==== Excerpted records ====

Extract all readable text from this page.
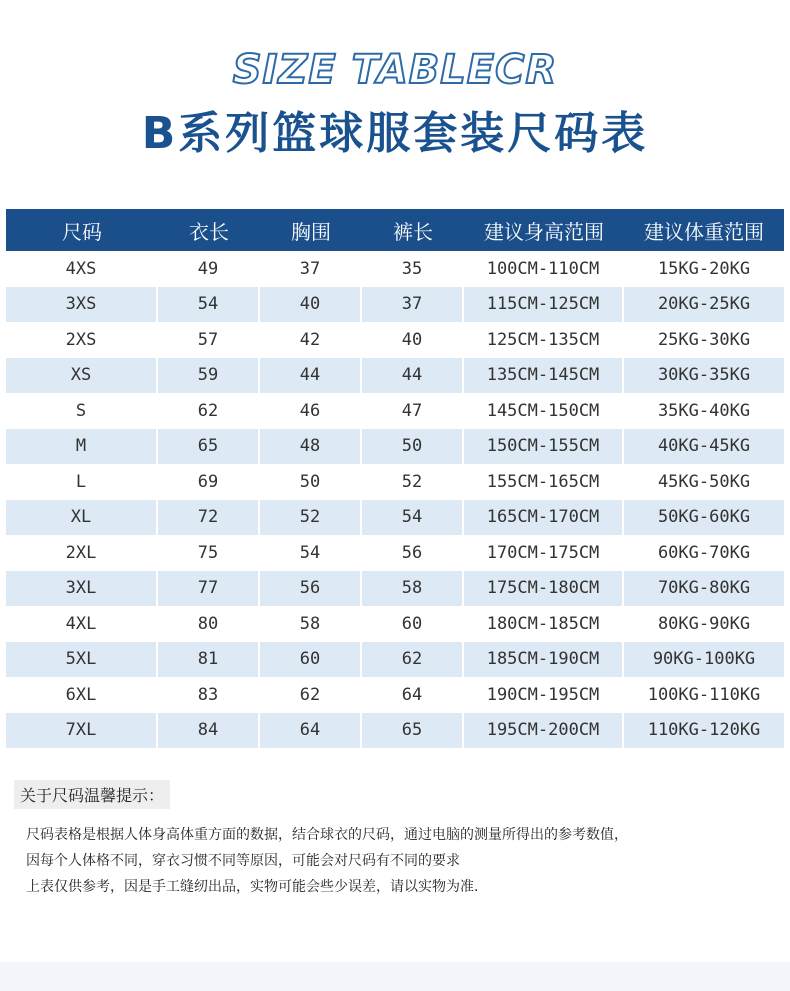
SIZE TABLECR
B系列篮球服套装尺码表
尺码	衣长	胸围	裤长	建议身高范围	建议体重范围
4XS	49	37	35	100CM-110CM	15KG-20KG
3XS	54	40	37	115CM-125CM	20KG-25KG
2XS	57	42	40	125CM-135CM	25KG-30KG
XS	59	44	44	135CM-145CM	30KG-35KG
S	62	46	47	145CM-150CM	35KG-40KG
M	65	48	50	150CM-155CM	40KG-45KG
L	69	50	52	155CM-165CM	45KG-50KG
XL	72	52	54	165CM-170CM	50KG-60KG
2XL	75	54	56	170CM-175CM	60KG-70KG
3XL	77	56	58	175CM-180CM	70KG-80KG
4XL	80	58	60	180CM-185CM	80KG-90KG
5XL	81	60	62	185CM-190CM	90KG-100KG
6XL	83	62	64	190CM-195CM	100KG-110KG
7XL	84	64	65	195CM-200CM	110KG-120KG
关于尺码温馨提示：

尺码表格是根据人体身高体重方面的数据，结合球衣的尺码，通过电脑的测量所得出的参考数值，

因每个人体格不同，穿衣习惯不同等原因，可能会对尺码有不同的要求

上表仅供参考，因是手工缝纫出品，实物可能会些少误差，请以实物为准.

====

▸ **Prompt**: Restate the whole listing above exactly, please, omitting every image.

▸ **Problem solution**:
Extract all readable text from this page.
SIZE TABLECR
B系列篮球服套装尺码表
尺码	衣长	胸围	裤长	建议身高范围	建议体重范围
4XS	49	37	35	100CM-110CM	15KG-20KG
3XS	54	40	37	115CM-125CM	20KG-25KG
2XS	57	42	40	125CM-135CM	25KG-30KG
XS	59	44	44	135CM-145CM	30KG-35KG
S	62	46	47	145CM-150CM	35KG-40KG
M	65	48	50	150CM-155CM	40KG-45KG
L	69	50	52	155CM-165CM	45KG-50KG
XL	72	52	54	165CM-170CM	50KG-60KG
2XL	75	54	56	170CM-175CM	60KG-70KG
3XL	77	56	58	175CM-180CM	70KG-80KG
4XL	80	58	60	180CM-185CM	80KG-90KG
5XL	81	60	62	185CM-190CM	90KG-100KG
6XL	83	62	64	190CM-195CM	100KG-110KG
7XL	84	64	65	195CM-200CM	110KG-120KG
关于尺码温馨提示：

尺码表格是根据人体身高体重方面的数据，结合球衣的尺码，通过电脑的测量所得出的参考数值，

因每个人体格不同，穿衣习惯不同等原因，可能会对尺码有不同的要求

上表仅供参考，因是手工缝纫出品，实物可能会些少误差，请以实物为准.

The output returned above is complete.